== Input records

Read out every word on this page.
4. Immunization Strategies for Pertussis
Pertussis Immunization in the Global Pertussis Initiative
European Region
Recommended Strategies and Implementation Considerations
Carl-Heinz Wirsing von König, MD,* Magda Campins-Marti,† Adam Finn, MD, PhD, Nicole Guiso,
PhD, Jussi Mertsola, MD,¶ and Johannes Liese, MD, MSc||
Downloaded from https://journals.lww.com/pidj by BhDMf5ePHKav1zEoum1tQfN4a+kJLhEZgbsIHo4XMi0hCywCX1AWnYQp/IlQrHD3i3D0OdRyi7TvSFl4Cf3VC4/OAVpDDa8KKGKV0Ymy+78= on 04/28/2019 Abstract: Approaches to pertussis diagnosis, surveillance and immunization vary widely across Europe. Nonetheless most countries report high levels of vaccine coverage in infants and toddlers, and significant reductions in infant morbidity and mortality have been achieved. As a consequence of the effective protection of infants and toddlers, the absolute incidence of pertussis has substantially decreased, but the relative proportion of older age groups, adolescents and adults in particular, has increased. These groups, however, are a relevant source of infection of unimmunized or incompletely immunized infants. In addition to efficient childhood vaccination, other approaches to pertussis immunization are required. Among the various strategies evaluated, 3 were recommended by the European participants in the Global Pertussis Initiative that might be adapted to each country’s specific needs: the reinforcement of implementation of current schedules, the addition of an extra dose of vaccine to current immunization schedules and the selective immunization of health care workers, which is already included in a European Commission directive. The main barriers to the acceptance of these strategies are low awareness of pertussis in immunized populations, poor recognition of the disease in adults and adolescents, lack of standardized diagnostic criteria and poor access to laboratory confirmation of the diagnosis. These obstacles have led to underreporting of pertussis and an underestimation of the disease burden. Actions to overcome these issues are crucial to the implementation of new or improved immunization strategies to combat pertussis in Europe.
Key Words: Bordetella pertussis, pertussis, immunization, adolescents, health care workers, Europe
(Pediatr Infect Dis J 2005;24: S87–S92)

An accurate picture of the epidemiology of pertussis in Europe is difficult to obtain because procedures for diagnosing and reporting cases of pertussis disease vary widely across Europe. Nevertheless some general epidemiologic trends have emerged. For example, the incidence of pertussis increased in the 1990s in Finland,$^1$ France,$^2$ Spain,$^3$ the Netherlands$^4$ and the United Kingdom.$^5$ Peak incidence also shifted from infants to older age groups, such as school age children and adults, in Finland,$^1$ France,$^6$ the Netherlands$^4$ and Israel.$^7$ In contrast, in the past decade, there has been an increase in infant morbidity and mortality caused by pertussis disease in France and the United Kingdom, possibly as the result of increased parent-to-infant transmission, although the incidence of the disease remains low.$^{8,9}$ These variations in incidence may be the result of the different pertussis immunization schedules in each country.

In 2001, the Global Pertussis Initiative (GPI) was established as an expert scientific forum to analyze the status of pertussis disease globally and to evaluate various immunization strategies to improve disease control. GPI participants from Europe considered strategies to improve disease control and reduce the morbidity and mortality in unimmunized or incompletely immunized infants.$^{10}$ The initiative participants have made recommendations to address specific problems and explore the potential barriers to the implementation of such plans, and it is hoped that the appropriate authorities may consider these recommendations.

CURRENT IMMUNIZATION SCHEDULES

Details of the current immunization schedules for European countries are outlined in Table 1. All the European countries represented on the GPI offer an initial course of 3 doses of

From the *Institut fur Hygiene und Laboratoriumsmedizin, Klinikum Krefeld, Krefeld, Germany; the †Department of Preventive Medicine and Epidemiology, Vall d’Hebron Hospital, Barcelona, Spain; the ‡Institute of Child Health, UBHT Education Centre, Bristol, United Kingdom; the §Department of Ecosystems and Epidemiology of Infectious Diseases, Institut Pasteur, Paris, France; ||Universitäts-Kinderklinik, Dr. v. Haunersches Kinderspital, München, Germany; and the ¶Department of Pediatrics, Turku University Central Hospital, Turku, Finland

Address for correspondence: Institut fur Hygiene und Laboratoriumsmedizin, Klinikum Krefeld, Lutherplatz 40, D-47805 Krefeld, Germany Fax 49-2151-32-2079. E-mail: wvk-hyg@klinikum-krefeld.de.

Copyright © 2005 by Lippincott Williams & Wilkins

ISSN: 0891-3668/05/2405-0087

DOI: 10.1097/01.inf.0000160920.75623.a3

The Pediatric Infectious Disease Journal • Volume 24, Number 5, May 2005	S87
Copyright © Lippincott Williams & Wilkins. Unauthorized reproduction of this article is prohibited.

====

Exercise description: All lines of the data above that include the word "Lippincott" must be shown.

Final result:
Copyright © 2005 by Lippincott Williams & Wilkins
Copyright © Lippincott Williams & Wilkins. Unauthorized reproduction of this article is prohibited.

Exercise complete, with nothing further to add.